— WORK REQUIRED —
What is needed is an exact transcription of every entry below, with the pictures left out.

● ● ● ● ● ● ●

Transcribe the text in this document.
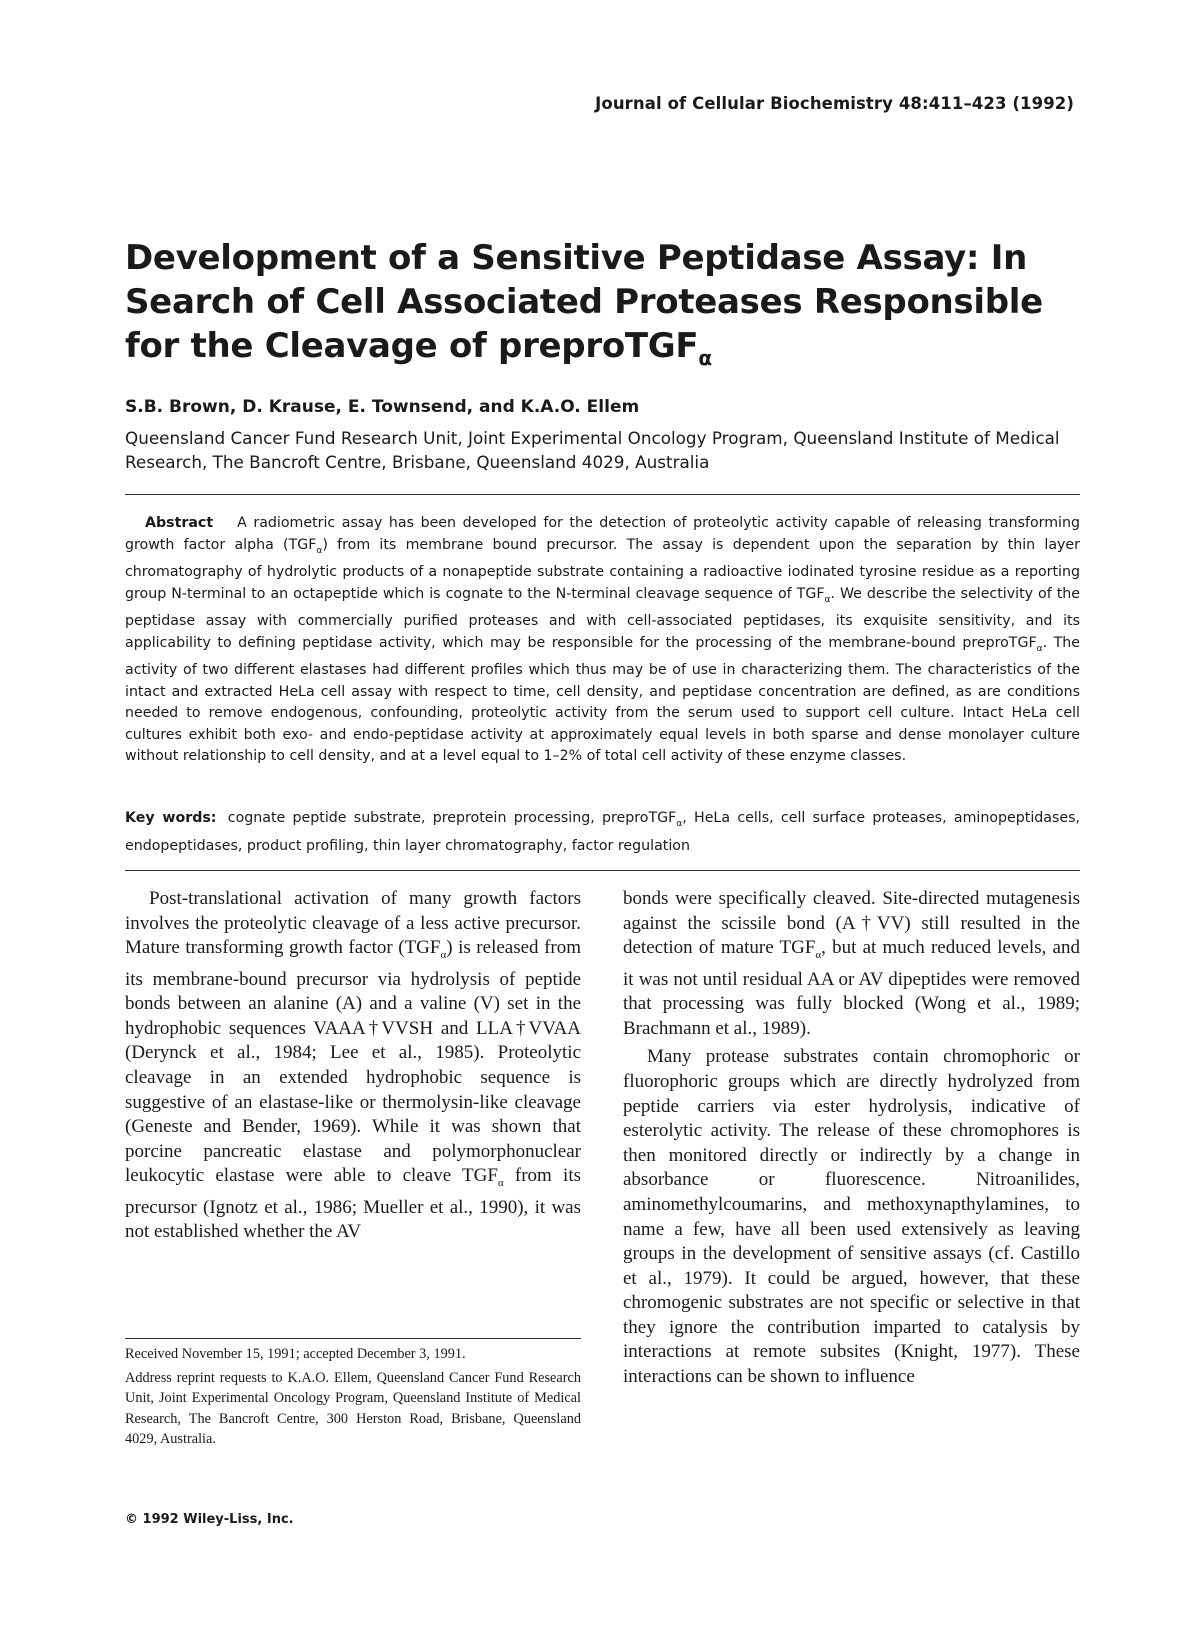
Journal of Cellular Biochemistry 48:411–423 (1992)
Development of a Sensitive Peptidase Assay: In Search of Cell Associated Proteases Responsible for the Cleavage of preproTGF$_\alpha$
S.B. Brown, D. Krause, E. Townsend, and K.A.O. Ellem
Queensland Cancer Fund Research Unit, Joint Experimental Oncology Program, Queensland Institute of Medical Research, The Bancroft Centre, Brisbane, Queensland 4029, Australia

Abstract A radiometric assay has been developed for the detection of proteolytic activity capable of releasing transforming growth factor alpha $(TGF_\alpha)$ from its membrane bound precursor. The assay is dependent upon the separation by thin layer chromatography of hydrolytic products of a nonapeptide substrate containing a radioactive iodinated tyrosine residue as a reporting group N-terminal to an octapeptide which is cognate to the N-terminal cleavage sequence of $TGF_\alpha$. We describe the selectivity of the peptidase assay with commercially purified proteases and with cell-associated peptidases, its exquisite sensitivity, and its applicability to defining peptidase activity, which may be responsible for the processing of the membrane-bound preproTGF$_\alpha$. The activity of two different elastases had different profiles which thus may be of use in characterizing them. The characteristics of the intact and extracted HeLa cell assay with respect to time, cell density, and peptidase concentration are defined, as are conditions needed to remove endogenous, confounding, proteolytic activity from the serum used to support cell culture. Intact HeLa cell cultures exhibit both exo- and endo-peptidase activity at approximately equal levels in both sparse and dense monolayer culture without relationship to cell density, and at a level equal to 1–2% of total cell activity of these enzyme classes.

Key words: cognate peptide substrate, preprotein processing, preproTGF$_\alpha$, HeLa cells, cell surface proteases, aminopeptidases, endopeptidases, product profiling, thin layer chromatography, factor regulation

Post-translational activation of many growth factors involves the proteolytic cleavage of a less active precursor. Mature transforming growth factor $(TGF_\alpha)$ is released from its membrane-bound precursor via hydrolysis of peptide bonds between an alanine (A) and a valine (V) set in the hydrophobic sequences VAAA†VVSH and LLA†VVAA (Derynck et al., 1984; Lee et al., 1985). Proteolytic cleavage in an extended hydrophobic sequence is suggestive of an elastase-like or thermolysin-like cleavage (Geneste and Bender, 1969). While it was shown that porcine pancreatic elastase and polymorphonuclear leukocytic elastase were able to cleave $TGF_\alpha$ from its precursor (Ignotz et al., 1986; Mueller et al., 1990), it was not established whether the AV

bonds were specifically cleaved. Site-directed mutagenesis against the scissile bond (A†VV) still resulted in the detection of mature $TGF_\alpha$, but at much reduced levels, and it was not until residual AA or AV dipeptides were removed that processing was fully blocked (Wong et al., 1989; Brachmann et al., 1989).

Many protease substrates contain chromophoric or fluorophoric groups which are directly hydrolyzed from peptide carriers via ester hydrolysis, indicative of esterolytic activity. The release of these chromophores is then monitored directly or indirectly by a change in absorbance or fluorescence. Nitroanilides, aminomethylcoumarins, and methoxynapthylamines, to name a few, have all been used extensively as leaving groups in the development of sensitive assays (cf. Castillo et al., 1979). It could be argued, however, that these chromogenic substrates are not specific or selective in that they ignore the contribution imparted to catalysis by interactions at remote subsites (Knight, 1977). These interactions can be shown to influence

Received November 15, 1991; accepted December 3, 1991.

Address reprint requests to K.A.O. Ellem, Queensland Cancer Fund Research Unit, Joint Experimental Oncology Program, Queensland Institute of Medical Research, The Bancroft Centre, 300 Herston Road, Brisbane, Queensland 4029, Australia.

© 1992 Wiley-Liss, Inc.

● ● ● ● ● ● ●

— ANSWER SECTION —
Transcribe the text in this document.
Journal of Cellular Biochemistry 48:411–423 (1992)
Development of a Sensitive Peptidase Assay: In Search of Cell Associated Proteases Responsible for the Cleavage of preproTGF$_\alpha$
S.B. Brown, D. Krause, E. Townsend, and K.A.O. Ellem
Queensland Cancer Fund Research Unit, Joint Experimental Oncology Program, Queensland Institute of Medical Research, The Bancroft Centre, Brisbane, Queensland 4029, Australia

Abstract A radiometric assay has been developed for the detection of proteolytic activity capable of releasing transforming growth factor alpha $(TGF_\alpha)$ from its membrane bound precursor. The assay is dependent upon the separation by thin layer chromatography of hydrolytic products of a nonapeptide substrate containing a radioactive iodinated tyrosine residue as a reporting group N-terminal to an octapeptide which is cognate to the N-terminal cleavage sequence of $TGF_\alpha$. We describe the selectivity of the peptidase assay with commercially purified proteases and with cell-associated peptidases, its exquisite sensitivity, and its applicability to defining peptidase activity, which may be responsible for the processing of the membrane-bound preproTGF$_\alpha$. The activity of two different elastases had different profiles which thus may be of use in characterizing them. The characteristics of the intact and extracted HeLa cell assay with respect to time, cell density, and peptidase concentration are defined, as are conditions needed to remove endogenous, confounding, proteolytic activity from the serum used to support cell culture. Intact HeLa cell cultures exhibit both exo- and endo-peptidase activity at approximately equal levels in both sparse and dense monolayer culture without relationship to cell density, and at a level equal to 1–2% of total cell activity of these enzyme classes.

Key words: cognate peptide substrate, preprotein processing, preproTGF$_\alpha$, HeLa cells, cell surface proteases, aminopeptidases, endopeptidases, product profiling, thin layer chromatography, factor regulation

Post-translational activation of many growth factors involves the proteolytic cleavage of a less active precursor. Mature transforming growth factor $(TGF_\alpha)$ is released from its membrane-bound precursor via hydrolysis of peptide bonds between an alanine (A) and a valine (V) set in the hydrophobic sequences VAAA†VVSH and LLA†VVAA (Derynck et al., 1984; Lee et al., 1985). Proteolytic cleavage in an extended hydrophobic sequence is suggestive of an elastase-like or thermolysin-like cleavage (Geneste and Bender, 1969). While it was shown that porcine pancreatic elastase and polymorphonuclear leukocytic elastase were able to cleave $TGF_\alpha$ from its precursor (Ignotz et al., 1986; Mueller et al., 1990), it was not established whether the AV

bonds were specifically cleaved. Site-directed mutagenesis against the scissile bond (A†VV) still resulted in the detection of mature $TGF_\alpha$, but at much reduced levels, and it was not until residual AA or AV dipeptides were removed that processing was fully blocked (Wong et al., 1989; Brachmann et al., 1989).

Many protease substrates contain chromophoric or fluorophoric groups which are directly hydrolyzed from peptide carriers via ester hydrolysis, indicative of esterolytic activity. The release of these chromophores is then monitored directly or indirectly by a change in absorbance or fluorescence. Nitroanilides, aminomethylcoumarins, and methoxynapthylamines, to name a few, have all been used extensively as leaving groups in the development of sensitive assays (cf. Castillo et al., 1979). It could be argued, however, that these chromogenic substrates are not specific or selective in that they ignore the contribution imparted to catalysis by interactions at remote subsites (Knight, 1977). These interactions can be shown to influence

Received November 15, 1991; accepted December 3, 1991.

Address reprint requests to K.A.O. Ellem, Queensland Cancer Fund Research Unit, Joint Experimental Oncology Program, Queensland Institute of Medical Research, The Bancroft Centre, 300 Herston Road, Brisbane, Queensland 4029, Australia.

© 1992 Wiley-Liss, Inc.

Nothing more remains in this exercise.